§ **Request**:
Each entry below is to be extracted exactly.

-- start of Working data --

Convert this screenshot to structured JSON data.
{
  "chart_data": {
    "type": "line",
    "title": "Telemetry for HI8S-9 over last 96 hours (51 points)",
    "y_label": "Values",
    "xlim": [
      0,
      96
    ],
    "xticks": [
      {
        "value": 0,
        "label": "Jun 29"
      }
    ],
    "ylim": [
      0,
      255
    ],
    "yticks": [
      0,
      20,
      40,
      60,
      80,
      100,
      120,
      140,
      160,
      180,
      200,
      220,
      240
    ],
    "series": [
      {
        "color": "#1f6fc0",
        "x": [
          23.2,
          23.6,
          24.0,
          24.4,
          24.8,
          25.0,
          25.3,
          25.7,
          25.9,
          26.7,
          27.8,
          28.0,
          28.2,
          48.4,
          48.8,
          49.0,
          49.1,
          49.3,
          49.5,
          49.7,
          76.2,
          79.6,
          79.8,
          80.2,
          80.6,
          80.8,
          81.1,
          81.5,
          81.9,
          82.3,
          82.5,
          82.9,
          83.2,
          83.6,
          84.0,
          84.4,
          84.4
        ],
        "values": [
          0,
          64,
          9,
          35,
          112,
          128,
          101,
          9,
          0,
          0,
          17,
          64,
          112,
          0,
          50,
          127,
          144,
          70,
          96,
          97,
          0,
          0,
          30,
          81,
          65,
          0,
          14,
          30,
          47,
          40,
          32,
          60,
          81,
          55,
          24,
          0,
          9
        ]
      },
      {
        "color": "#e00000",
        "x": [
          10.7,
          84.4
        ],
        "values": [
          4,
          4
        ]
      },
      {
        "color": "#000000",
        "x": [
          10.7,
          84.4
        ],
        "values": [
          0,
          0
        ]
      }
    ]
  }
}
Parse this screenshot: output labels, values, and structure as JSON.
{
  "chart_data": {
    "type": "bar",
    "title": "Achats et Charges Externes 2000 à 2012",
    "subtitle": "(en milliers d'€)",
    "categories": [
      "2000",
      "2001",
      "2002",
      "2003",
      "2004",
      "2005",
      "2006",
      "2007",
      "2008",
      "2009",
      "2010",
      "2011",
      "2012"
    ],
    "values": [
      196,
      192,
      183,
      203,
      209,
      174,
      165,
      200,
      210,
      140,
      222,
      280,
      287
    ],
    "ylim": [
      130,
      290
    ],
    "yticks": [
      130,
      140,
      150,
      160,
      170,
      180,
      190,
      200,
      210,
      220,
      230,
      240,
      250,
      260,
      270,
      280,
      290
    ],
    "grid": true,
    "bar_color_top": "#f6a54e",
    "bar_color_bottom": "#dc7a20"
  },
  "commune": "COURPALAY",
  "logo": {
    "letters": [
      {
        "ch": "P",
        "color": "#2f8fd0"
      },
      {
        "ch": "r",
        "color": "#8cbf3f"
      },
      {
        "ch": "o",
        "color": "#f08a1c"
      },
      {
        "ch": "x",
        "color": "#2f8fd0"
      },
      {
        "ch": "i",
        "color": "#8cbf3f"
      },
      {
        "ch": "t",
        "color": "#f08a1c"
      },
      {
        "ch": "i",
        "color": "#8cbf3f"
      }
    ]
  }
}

-- end of Working data --

§ **Response below**:
Convert this screenshot to structured JSON data.
{
  "chart_data": {
    "type": "line",
    "title": "Telemetry for HI8S-9 over last 96 hours (51 points)",
    "y_label": "Values",
    "xlim": [
      0,
      96
    ],
    "xticks": [
      {
        "value": 0,
        "label": "Jun 29"
      }
    ],
    "ylim": [
      0,
      255
    ],
    "yticks": [
      0,
      20,
      40,
      60,
      80,
      100,
      120,
      140,
      160,
      180,
      200,
      220,
      240
    ],
    "series": [
      {
        "color": "#1f6fc0",
        "x": [
          23.2,
          23.6,
          24.0,
          24.4,
          24.8,
          25.0,
          25.3,
          25.7,
          25.9,
          26.7,
          27.8,
          28.0,
          28.2,
          48.4,
          48.8,
          49.0,
          49.1,
          49.3,
          49.5,
          49.7,
          76.2,
          79.6,
          79.8,
          80.2,
          80.6,
          80.8,
          81.1,
          81.5,
          81.9,
          82.3,
          82.5,
          82.9,
          83.2,
          83.6,
          84.0,
          84.4,
          84.4
        ],
        "values": [
          0,
          64,
          9,
          35,
          112,
          128,
          101,
          9,
          0,
          0,
          17,
          64,
          112,
          0,
          50,
          127,
          144,
          70,
          96,
          97,
          0,
          0,
          30,
          81,
          65,
          0,
          14,
          30,
          47,
          40,
          32,
          60,
          81,
          55,
          24,
          0,
          9
        ]
      },
      {
        "color": "#e00000",
        "x": [
          10.7,
          84.4
        ],
        "values": [
          4,
          4
        ]
      },
      {
        "color": "#000000",
        "x": [
          10.7,
          84.4
        ],
        "values": [
          0,
          0
        ]
      }
    ]
  }
}
Parse this screenshot: output labels, values, and structure as JSON.
{
  "chart_data": {
    "type": "bar",
    "title": "Achats et Charges Externes 2000 à 2012",
    "subtitle": "(en milliers d'€)",
    "categories": [
      "2000",
      "2001",
      "2002",
      "2003",
      "2004",
      "2005",
      "2006",
      "2007",
      "2008",
      "2009",
      "2010",
      "2011",
      "2012"
    ],
    "values": [
      196,
      192,
      183,
      203,
      209,
      174,
      165,
      200,
      210,
      140,
      222,
      280,
      287
    ],
    "ylim": [
      130,
      290
    ],
    "yticks": [
      130,
      140,
      150,
      160,
      170,
      180,
      190,
      200,
      210,
      220,
      230,
      240,
      250,
      260,
      270,
      280,
      290
    ],
    "grid": true,
    "bar_color_top": "#f6a54e",
    "bar_color_bottom": "#dc7a20"
  },
  "commune": "COURPALAY",
  "logo": {
    "letters": [
      {
        "ch": "P",
        "color": "#2f8fd0"
      },
      {
        "ch": "r",
        "color": "#8cbf3f"
      },
      {
        "ch": "o",
        "color": "#f08a1c"
      },
      {
        "ch": "x",
        "color": "#2f8fd0"
      },
      {
        "ch": "i",
        "color": "#8cbf3f"
      },
      {
        "ch": "t",
        "color": "#f08a1c"
      },
      {
        "ch": "i",
        "color": "#8cbf3f"
      }
    ]
  }
}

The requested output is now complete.